— Start of Data entries —

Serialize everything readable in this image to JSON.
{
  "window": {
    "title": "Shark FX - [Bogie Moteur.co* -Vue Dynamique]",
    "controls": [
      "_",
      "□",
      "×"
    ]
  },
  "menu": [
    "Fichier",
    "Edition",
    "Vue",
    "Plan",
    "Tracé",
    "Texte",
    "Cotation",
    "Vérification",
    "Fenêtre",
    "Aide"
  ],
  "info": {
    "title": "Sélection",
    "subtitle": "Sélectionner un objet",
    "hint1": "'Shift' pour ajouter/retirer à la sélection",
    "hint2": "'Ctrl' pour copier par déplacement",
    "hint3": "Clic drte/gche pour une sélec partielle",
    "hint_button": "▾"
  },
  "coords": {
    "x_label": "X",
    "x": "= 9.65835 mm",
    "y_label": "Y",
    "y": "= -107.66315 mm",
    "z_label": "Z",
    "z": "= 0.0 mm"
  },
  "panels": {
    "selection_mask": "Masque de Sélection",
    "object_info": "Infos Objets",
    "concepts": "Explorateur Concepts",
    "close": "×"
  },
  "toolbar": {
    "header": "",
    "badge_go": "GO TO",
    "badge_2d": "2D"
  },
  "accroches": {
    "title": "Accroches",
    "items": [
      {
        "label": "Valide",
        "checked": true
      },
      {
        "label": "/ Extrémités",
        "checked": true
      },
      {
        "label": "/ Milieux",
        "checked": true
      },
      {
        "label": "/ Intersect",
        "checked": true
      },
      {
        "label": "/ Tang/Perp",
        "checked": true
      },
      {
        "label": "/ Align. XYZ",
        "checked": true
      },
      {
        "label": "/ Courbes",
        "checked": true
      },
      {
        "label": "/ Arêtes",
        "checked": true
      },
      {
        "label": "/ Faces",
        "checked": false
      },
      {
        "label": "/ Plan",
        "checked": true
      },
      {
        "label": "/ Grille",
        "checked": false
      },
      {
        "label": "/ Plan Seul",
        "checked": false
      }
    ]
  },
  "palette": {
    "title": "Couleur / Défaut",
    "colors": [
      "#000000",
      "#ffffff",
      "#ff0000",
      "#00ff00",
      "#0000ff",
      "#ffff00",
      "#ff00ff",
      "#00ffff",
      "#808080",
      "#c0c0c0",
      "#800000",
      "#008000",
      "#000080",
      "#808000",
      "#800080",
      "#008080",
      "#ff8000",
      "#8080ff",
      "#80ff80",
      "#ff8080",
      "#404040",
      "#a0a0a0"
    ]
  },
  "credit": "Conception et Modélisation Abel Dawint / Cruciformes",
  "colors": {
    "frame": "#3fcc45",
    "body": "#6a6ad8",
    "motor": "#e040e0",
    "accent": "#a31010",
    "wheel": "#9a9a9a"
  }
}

— End of Data entries —

* _Written exercise_
Transcribe every entry exactly, omitting nothing.

* _Result_
Serialize everything readable in this image to JSON.
{
  "window": {
    "title": "Shark FX - [Bogie Moteur.co* -Vue Dynamique]",
    "controls": [
      "_",
      "□",
      "×"
    ]
  },
  "menu": [
    "Fichier",
    "Edition",
    "Vue",
    "Plan",
    "Tracé",
    "Texte",
    "Cotation",
    "Vérification",
    "Fenêtre",
    "Aide"
  ],
  "info": {
    "title": "Sélection",
    "subtitle": "Sélectionner un objet",
    "hint1": "'Shift' pour ajouter/retirer à la sélection",
    "hint2": "'Ctrl' pour copier par déplacement",
    "hint3": "Clic drte/gche pour une sélec partielle",
    "hint_button": "▾"
  },
  "coords": {
    "x_label": "X",
    "x": "= 9.65835 mm",
    "y_label": "Y",
    "y": "= -107.66315 mm",
    "z_label": "Z",
    "z": "= 0.0 mm"
  },
  "panels": {
    "selection_mask": "Masque de Sélection",
    "object_info": "Infos Objets",
    "concepts": "Explorateur Concepts",
    "close": "×"
  },
  "toolbar": {
    "header": "",
    "badge_go": "GO TO",
    "badge_2d": "2D"
  },
  "accroches": {
    "title": "Accroches",
    "items": [
      {
        "label": "Valide",
        "checked": true
      },
      {
        "label": "/ Extrémités",
        "checked": true
      },
      {
        "label": "/ Milieux",
        "checked": true
      },
      {
        "label": "/ Intersect",
        "checked": true
      },
      {
        "label": "/ Tang/Perp",
        "checked": true
      },
      {
        "label": "/ Align. XYZ",
        "checked": true
      },
      {
        "label": "/ Courbes",
        "checked": true
      },
      {
        "label": "/ Arêtes",
        "checked": true
      },
      {
        "label": "/ Faces",
        "checked": false
      },
      {
        "label": "/ Plan",
        "checked": true
      },
      {
        "label": "/ Grille",
        "checked": false
      },
      {
        "label": "/ Plan Seul",
        "checked": false
      }
    ]
  },
  "palette": {
    "title": "Couleur / Défaut",
    "colors": [
      "#000000",
      "#ffffff",
      "#ff0000",
      "#00ff00",
      "#0000ff",
      "#ffff00",
      "#ff00ff",
      "#00ffff",
      "#808080",
      "#c0c0c0",
      "#800000",
      "#008000",
      "#000080",
      "#808000",
      "#800080",
      "#008080",
      "#ff8000",
      "#8080ff",
      "#80ff80",
      "#ff8080",
      "#404040",
      "#a0a0a0"
    ]
  },
  "credit": "Conception et Modélisation Abel Dawint / Cruciformes",
  "colors": {
    "frame": "#3fcc45",
    "body": "#6a6ad8",
    "motor": "#e040e0",
    "accent": "#a31010",
    "wheel": "#9a9a9a"
  }
}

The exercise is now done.